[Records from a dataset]
------------------------------------------------

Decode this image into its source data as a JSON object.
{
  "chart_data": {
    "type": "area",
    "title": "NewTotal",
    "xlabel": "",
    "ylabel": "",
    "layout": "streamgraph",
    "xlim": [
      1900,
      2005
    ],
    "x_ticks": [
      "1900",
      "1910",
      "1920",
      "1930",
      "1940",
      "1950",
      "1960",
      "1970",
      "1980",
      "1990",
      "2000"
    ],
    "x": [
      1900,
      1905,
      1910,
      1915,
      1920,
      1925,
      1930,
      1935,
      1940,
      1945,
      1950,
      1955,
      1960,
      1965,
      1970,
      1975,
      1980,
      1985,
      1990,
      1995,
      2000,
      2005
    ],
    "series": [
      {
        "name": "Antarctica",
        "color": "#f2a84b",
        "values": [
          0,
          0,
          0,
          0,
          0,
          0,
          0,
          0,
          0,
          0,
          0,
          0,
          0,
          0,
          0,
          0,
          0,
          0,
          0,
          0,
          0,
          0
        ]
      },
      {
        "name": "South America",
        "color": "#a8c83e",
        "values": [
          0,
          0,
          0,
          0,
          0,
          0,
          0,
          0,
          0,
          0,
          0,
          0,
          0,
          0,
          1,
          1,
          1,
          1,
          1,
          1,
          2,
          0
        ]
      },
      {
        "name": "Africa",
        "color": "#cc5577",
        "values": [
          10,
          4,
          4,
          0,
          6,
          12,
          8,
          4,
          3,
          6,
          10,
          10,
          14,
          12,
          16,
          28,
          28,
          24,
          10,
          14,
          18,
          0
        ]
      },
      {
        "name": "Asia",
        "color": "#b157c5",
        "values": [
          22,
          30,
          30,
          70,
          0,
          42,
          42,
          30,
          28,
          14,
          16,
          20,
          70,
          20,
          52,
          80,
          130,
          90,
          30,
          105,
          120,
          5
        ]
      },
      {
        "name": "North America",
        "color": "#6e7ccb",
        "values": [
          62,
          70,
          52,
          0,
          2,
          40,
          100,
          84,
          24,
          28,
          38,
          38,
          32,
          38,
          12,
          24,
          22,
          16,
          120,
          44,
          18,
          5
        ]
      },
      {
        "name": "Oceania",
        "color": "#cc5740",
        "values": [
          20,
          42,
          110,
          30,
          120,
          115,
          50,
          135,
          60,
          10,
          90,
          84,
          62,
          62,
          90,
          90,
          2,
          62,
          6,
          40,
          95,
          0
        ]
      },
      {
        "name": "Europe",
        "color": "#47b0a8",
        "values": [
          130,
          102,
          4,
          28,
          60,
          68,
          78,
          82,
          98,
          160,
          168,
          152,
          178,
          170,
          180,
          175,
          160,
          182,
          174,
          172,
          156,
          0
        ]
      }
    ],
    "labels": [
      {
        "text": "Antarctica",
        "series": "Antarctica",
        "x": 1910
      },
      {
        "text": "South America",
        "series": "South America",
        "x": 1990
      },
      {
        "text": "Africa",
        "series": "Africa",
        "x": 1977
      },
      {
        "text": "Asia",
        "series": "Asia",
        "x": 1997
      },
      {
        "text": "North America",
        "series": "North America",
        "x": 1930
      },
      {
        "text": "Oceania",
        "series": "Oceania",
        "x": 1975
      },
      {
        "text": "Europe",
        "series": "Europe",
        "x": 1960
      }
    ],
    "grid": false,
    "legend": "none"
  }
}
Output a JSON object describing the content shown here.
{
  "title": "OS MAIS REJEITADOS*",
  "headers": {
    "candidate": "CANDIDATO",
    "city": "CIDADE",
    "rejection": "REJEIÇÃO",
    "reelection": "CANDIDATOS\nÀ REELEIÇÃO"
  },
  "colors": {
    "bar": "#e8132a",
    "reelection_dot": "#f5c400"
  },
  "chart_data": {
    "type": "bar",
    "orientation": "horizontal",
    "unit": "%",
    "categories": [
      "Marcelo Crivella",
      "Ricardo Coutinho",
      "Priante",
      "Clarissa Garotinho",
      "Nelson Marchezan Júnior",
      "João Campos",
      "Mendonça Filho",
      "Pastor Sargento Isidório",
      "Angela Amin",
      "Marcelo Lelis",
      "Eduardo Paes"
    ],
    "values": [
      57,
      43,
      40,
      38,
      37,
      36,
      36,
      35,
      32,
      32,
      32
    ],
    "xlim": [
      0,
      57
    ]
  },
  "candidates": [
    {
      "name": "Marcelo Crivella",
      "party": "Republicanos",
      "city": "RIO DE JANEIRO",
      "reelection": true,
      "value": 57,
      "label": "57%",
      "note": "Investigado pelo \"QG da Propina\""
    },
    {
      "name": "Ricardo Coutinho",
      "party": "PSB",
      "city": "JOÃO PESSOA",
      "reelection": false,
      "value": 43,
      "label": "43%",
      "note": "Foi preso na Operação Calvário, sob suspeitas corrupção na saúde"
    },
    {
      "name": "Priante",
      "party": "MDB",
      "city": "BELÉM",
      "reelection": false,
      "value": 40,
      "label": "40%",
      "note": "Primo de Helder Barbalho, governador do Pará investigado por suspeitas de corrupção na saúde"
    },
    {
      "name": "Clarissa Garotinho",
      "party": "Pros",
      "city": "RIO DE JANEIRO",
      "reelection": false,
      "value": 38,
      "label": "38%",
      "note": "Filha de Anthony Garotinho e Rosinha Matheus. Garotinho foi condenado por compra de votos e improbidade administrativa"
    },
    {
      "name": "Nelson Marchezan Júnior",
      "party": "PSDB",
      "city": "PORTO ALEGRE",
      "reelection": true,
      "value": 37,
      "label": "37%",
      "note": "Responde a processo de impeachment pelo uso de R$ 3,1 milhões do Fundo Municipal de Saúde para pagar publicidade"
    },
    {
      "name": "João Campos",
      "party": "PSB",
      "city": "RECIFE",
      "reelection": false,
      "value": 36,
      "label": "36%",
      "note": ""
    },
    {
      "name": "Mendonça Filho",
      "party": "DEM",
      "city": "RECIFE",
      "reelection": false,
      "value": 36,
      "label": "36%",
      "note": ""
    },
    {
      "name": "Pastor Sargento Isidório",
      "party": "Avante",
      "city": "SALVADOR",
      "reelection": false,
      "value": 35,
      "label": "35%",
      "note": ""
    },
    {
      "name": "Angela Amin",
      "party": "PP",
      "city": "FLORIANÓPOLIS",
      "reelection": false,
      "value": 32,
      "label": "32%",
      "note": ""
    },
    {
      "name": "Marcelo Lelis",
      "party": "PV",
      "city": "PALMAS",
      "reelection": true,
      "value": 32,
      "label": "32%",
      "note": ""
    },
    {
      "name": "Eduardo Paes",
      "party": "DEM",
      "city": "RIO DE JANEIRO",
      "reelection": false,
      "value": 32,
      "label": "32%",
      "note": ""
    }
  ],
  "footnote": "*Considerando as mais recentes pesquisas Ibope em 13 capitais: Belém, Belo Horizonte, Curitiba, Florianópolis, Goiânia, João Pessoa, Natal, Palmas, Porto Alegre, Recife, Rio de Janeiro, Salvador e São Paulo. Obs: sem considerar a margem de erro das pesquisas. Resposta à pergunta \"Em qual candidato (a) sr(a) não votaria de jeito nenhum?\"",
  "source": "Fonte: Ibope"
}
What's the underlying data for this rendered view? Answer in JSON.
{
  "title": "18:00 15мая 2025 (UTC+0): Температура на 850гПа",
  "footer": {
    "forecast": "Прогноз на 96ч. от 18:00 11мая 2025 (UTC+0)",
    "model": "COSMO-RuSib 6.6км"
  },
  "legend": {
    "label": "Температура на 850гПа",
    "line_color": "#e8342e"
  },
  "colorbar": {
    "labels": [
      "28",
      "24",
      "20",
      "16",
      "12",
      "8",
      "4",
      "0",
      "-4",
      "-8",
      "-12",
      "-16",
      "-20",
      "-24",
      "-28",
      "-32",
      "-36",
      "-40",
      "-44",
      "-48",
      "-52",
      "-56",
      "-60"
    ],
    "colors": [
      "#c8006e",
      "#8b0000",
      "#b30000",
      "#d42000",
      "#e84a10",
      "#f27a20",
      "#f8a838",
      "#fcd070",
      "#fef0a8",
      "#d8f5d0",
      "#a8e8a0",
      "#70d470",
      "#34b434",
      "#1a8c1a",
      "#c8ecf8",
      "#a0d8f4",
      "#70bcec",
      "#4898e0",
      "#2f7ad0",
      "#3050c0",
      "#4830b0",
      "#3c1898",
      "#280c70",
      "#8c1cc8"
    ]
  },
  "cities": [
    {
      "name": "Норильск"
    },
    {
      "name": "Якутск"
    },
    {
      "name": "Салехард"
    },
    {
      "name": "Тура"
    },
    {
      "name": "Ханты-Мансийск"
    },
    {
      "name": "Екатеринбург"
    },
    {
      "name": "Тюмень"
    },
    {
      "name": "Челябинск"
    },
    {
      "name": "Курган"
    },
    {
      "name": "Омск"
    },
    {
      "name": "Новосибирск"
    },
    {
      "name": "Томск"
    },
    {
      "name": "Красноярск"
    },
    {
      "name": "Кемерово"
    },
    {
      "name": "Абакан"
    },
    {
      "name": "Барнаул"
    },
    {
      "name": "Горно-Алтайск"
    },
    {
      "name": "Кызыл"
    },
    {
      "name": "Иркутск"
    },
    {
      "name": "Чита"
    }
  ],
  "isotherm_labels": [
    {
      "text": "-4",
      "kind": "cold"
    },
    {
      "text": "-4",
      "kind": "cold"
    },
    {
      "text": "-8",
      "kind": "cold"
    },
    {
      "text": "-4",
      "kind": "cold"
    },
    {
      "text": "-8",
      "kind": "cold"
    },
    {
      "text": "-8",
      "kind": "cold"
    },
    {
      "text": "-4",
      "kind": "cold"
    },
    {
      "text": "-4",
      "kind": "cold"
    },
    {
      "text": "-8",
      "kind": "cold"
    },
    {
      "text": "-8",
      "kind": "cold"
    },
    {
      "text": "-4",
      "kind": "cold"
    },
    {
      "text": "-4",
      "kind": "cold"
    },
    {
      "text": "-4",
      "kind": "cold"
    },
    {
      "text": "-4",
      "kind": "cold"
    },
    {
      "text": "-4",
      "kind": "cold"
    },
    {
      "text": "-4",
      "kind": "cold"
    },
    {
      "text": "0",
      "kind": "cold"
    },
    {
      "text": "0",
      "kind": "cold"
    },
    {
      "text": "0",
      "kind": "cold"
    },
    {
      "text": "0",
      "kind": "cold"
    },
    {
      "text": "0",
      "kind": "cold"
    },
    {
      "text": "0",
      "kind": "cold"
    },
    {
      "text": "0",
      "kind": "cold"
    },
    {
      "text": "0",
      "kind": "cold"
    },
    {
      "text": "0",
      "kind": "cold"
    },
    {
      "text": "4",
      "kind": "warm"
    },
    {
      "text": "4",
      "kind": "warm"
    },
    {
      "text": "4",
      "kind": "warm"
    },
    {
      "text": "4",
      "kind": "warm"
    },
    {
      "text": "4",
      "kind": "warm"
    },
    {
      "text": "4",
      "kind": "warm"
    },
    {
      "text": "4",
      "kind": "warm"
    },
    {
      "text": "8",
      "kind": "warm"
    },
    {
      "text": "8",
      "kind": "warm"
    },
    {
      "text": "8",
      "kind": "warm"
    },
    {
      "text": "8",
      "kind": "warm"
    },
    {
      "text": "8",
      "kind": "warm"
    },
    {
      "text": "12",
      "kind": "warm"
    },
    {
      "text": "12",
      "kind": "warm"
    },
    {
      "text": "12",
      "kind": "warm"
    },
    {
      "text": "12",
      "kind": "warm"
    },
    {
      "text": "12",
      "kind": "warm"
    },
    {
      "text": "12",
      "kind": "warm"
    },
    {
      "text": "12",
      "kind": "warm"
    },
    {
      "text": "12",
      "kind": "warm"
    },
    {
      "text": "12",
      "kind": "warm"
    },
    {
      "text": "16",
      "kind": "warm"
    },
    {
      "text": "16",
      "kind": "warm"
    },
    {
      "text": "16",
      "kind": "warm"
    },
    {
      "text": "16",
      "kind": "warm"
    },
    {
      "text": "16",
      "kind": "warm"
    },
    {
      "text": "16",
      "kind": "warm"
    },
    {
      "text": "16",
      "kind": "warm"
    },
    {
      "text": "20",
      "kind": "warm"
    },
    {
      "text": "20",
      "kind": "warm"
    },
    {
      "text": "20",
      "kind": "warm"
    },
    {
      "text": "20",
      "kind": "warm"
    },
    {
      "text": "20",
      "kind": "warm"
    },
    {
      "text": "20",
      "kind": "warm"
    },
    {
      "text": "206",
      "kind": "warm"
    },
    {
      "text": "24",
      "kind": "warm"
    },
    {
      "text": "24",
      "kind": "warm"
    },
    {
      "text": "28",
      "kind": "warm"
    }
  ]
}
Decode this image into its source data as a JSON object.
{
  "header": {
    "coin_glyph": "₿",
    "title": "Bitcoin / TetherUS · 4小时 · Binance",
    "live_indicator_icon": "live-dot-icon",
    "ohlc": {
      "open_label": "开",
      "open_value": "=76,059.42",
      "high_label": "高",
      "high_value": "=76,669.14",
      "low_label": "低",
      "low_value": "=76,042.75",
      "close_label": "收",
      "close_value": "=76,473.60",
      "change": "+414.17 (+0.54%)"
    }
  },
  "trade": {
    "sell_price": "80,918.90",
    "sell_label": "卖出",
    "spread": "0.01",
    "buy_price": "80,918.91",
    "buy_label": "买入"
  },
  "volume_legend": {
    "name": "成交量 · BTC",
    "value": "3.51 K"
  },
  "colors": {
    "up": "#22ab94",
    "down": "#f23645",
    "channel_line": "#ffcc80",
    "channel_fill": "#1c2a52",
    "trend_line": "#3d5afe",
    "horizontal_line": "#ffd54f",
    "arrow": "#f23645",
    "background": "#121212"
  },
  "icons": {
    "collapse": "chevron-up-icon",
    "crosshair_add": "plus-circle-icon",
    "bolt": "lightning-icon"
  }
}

------------------------------------------------

▶ SET PROBLEM:
Look through the entries above for the word "Europe". Copy every line where it shows up.

▶ RESULT OF THE TASK:
        "name": "Europe",
        "text": "Europe",
        "series": "Europe",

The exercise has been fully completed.